Read the listing and extract each line that includes the word "energy".

▬▬▬▬▬▬

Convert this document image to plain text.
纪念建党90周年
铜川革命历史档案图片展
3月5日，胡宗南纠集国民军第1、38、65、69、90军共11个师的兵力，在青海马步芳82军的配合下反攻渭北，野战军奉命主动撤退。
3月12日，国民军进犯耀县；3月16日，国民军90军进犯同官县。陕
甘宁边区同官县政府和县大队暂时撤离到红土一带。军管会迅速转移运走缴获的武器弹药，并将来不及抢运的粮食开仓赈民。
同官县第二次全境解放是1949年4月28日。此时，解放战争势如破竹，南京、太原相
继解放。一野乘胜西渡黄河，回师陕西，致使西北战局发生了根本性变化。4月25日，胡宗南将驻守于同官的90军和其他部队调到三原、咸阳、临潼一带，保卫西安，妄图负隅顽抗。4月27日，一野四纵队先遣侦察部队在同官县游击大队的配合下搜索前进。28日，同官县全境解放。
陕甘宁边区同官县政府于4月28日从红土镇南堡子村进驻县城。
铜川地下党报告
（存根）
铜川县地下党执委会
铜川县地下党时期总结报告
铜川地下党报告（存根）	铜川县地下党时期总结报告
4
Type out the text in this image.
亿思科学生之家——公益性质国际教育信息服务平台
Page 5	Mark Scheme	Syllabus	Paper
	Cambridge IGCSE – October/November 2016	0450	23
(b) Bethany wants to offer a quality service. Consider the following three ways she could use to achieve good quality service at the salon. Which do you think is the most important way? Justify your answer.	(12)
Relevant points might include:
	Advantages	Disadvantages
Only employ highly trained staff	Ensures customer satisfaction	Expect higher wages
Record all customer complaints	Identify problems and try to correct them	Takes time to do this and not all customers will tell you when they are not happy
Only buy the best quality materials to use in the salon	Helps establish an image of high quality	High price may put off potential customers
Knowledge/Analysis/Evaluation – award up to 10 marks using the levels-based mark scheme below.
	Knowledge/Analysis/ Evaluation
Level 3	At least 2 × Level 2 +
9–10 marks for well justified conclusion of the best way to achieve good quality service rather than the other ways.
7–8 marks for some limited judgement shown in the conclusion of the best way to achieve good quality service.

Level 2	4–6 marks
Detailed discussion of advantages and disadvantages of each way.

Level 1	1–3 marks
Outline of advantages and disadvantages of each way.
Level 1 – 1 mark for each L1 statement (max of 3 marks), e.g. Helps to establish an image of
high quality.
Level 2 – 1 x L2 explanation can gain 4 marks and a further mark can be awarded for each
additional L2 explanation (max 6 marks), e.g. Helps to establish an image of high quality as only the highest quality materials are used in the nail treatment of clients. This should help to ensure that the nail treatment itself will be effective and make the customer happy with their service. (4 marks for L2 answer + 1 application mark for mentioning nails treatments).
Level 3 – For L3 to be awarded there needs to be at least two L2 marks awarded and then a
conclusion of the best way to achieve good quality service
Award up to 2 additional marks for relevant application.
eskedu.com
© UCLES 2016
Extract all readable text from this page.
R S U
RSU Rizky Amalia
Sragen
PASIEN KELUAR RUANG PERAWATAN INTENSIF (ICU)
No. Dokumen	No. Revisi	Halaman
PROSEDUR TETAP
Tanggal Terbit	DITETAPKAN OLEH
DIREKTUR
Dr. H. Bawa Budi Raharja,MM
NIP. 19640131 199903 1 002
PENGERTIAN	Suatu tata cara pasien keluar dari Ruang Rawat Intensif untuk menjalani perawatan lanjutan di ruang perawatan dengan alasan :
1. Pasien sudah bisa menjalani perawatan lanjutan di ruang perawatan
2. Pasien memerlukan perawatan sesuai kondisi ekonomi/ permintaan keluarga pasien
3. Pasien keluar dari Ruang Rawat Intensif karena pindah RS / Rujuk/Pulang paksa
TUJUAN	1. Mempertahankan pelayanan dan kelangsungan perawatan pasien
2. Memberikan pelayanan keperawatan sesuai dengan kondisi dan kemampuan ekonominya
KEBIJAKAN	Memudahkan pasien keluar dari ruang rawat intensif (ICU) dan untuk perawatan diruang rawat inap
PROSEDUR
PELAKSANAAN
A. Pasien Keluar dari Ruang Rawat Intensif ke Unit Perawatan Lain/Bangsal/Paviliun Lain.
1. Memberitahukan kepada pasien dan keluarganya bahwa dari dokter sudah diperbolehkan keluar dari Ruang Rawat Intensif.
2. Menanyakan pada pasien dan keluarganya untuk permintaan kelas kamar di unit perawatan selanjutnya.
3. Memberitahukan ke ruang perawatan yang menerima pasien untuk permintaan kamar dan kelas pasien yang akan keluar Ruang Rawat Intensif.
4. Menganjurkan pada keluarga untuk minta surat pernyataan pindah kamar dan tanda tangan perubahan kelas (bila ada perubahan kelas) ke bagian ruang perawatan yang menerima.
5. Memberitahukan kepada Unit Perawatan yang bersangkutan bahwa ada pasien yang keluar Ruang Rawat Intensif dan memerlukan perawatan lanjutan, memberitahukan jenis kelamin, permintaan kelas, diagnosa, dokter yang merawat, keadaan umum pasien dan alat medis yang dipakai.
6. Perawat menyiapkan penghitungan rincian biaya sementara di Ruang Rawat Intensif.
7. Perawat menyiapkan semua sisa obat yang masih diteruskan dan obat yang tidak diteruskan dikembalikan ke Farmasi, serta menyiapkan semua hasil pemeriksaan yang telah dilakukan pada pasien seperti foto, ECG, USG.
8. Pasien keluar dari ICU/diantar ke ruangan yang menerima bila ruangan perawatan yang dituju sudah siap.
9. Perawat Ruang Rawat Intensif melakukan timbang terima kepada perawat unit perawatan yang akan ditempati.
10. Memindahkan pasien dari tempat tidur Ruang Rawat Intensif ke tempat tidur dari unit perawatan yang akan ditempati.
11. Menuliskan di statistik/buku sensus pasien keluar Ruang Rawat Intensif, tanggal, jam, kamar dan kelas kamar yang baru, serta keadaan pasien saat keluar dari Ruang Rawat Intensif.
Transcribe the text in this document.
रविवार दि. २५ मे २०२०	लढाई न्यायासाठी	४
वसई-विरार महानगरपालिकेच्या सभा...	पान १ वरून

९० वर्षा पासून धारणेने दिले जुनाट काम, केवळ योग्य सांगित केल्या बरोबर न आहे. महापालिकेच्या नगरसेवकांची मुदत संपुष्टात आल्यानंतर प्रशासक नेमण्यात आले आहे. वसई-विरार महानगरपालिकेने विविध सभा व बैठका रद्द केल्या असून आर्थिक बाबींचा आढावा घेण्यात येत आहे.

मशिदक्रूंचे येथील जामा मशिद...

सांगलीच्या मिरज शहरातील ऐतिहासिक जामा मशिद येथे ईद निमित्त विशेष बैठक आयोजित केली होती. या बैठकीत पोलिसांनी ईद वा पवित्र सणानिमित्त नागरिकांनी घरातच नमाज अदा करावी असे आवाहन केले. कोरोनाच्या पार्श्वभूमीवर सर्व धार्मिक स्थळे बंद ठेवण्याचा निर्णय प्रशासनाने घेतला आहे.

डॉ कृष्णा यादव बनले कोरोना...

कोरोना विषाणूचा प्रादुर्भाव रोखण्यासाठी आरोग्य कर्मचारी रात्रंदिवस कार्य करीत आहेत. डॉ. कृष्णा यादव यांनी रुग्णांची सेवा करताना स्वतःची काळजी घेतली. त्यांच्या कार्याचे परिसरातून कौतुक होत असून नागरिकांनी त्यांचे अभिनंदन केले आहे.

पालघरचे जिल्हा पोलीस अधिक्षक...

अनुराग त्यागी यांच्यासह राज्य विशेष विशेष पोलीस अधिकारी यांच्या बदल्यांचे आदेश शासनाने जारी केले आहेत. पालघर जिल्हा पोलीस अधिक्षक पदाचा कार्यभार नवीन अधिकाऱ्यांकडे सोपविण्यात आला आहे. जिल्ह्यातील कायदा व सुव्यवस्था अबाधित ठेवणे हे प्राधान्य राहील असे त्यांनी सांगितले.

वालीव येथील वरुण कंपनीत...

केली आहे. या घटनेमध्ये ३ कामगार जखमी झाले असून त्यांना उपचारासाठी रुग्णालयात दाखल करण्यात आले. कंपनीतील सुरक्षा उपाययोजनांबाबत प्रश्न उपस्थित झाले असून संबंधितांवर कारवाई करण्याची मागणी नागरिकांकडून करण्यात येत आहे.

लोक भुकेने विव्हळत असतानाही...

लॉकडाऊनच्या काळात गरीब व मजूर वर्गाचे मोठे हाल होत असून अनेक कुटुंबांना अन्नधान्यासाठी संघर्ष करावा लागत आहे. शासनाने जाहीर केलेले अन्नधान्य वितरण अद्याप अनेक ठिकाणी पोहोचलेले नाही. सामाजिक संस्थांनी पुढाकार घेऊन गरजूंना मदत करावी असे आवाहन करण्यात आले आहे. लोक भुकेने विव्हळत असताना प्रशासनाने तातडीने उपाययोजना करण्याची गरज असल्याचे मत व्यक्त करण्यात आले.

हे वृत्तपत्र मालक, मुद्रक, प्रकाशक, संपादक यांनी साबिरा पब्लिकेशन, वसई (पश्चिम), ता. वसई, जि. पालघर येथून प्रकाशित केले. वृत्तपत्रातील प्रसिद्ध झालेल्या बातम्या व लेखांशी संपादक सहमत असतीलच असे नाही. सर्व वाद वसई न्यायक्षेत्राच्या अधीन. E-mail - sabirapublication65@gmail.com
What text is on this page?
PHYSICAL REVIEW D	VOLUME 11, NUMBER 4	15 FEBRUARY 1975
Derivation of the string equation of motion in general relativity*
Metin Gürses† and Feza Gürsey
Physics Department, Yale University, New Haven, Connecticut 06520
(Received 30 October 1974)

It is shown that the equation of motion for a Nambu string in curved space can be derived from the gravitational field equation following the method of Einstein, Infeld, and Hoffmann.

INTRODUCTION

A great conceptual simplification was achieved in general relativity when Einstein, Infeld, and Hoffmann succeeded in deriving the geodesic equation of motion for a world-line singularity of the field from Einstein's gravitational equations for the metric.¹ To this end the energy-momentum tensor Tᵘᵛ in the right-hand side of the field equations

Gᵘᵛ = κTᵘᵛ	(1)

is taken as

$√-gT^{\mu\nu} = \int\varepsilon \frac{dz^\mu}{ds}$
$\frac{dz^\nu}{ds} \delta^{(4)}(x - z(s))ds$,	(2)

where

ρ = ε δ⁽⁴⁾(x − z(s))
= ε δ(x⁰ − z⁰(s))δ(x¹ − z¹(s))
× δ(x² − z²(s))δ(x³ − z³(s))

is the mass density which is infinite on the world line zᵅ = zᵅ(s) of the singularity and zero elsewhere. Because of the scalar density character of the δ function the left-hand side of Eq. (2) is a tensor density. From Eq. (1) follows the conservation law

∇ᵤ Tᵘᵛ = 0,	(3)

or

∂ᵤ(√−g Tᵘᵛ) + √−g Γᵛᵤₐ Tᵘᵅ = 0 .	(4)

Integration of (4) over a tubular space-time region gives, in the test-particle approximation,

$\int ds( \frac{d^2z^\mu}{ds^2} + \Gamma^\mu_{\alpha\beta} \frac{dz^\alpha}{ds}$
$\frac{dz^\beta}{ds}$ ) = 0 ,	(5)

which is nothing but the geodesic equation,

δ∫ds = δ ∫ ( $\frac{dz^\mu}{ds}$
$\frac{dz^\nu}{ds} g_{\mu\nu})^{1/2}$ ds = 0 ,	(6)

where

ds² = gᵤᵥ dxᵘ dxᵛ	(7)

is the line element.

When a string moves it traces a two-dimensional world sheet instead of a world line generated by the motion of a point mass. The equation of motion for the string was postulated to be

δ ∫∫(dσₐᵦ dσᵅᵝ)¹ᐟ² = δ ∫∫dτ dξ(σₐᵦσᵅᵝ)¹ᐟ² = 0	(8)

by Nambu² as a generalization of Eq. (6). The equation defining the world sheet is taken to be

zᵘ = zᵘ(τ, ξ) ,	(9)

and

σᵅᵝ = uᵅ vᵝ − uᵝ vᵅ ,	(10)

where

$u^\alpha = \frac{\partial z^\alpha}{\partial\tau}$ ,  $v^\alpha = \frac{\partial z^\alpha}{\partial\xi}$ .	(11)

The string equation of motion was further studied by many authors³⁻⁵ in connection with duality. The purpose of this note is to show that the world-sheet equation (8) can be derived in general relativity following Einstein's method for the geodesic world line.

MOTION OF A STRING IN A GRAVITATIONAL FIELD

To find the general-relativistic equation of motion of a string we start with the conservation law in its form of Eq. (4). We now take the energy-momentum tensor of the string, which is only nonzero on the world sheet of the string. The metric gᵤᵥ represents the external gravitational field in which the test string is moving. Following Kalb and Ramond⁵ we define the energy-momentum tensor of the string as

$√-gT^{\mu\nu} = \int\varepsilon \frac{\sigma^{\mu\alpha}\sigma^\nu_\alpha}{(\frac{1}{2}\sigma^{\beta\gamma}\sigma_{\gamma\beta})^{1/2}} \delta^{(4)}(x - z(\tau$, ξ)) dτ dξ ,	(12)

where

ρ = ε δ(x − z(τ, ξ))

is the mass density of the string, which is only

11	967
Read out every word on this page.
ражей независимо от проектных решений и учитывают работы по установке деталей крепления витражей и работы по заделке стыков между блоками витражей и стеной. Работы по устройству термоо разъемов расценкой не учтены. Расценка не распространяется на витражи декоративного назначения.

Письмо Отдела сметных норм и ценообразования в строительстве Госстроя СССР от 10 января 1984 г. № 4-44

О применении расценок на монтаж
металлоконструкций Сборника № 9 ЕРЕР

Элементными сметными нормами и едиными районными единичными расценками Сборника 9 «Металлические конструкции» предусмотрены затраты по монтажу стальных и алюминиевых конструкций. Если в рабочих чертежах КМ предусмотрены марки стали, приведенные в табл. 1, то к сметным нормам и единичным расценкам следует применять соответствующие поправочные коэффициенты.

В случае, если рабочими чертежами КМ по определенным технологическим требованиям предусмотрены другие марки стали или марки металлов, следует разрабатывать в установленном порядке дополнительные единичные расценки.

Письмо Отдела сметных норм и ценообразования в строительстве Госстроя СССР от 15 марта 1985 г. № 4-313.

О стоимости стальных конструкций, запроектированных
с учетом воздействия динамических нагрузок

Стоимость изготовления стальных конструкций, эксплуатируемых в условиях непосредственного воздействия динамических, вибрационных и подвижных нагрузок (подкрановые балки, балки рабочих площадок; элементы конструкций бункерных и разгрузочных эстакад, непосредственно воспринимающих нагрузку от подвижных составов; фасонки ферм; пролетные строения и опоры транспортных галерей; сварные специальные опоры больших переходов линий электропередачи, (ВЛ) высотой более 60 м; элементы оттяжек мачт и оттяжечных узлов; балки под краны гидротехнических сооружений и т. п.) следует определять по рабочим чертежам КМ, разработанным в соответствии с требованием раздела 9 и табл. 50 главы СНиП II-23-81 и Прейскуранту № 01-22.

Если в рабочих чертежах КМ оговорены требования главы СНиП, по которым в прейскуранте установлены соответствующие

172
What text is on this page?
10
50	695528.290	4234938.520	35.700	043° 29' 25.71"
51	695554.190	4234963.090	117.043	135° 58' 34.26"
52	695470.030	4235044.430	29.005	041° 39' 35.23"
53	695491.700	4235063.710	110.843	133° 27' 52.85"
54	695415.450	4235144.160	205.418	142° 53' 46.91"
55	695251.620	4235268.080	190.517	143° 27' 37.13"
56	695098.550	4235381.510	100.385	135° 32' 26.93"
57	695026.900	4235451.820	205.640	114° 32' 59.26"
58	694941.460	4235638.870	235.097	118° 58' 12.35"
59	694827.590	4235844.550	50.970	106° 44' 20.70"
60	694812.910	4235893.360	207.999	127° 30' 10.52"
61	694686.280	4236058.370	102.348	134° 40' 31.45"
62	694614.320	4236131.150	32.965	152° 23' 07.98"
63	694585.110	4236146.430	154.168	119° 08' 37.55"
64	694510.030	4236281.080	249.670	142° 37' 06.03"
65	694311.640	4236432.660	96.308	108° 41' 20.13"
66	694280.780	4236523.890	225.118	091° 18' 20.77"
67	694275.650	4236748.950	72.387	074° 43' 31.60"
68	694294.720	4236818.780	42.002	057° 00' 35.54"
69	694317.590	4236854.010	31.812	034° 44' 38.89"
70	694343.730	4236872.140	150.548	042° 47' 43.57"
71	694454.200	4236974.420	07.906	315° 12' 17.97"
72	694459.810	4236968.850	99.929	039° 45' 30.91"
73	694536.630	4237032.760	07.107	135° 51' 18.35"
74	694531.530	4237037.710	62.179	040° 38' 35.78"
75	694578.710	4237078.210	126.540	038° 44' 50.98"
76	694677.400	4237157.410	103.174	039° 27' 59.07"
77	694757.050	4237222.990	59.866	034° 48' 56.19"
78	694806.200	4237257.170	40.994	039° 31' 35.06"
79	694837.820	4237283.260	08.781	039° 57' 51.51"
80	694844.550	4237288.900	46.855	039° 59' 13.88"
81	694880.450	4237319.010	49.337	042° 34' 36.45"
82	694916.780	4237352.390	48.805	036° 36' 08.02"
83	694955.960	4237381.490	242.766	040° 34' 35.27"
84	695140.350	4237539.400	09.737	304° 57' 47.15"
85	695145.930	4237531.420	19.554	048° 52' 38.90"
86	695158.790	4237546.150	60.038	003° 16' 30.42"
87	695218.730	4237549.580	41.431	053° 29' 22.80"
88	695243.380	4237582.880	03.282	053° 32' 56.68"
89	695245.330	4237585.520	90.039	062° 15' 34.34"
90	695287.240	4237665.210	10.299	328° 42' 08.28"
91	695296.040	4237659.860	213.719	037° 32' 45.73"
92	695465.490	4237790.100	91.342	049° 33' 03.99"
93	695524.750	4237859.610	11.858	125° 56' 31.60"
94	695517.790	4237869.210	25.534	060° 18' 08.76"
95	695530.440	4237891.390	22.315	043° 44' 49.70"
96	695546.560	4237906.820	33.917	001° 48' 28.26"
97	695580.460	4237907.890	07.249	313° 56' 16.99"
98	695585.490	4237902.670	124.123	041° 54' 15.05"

▬▬▬▬▬▬

### Result of the exercise
A great conceptual simplification was achieved in general relativity when Einstein, Infeld, and Hoffmann succeeded in deriving the geodesic equation of motion for a world-line singularity of the field from Einstein's gravitational equations for the metric.¹ To this end the energy-momentum tensor Tᵘᵛ in the right-hand side of the field equations
To find the general-relativistic equation of motion of a string we start with the conservation law in its form of Eq. (4). We now take the energy-momentum tensor of the string, which is only nonzero on the world sheet of the string. The metric gᵤᵥ represents the external gravitational field in which the test string is moving. Following Kalb and Ramond⁵ we define the energy-momentum tensor of the string as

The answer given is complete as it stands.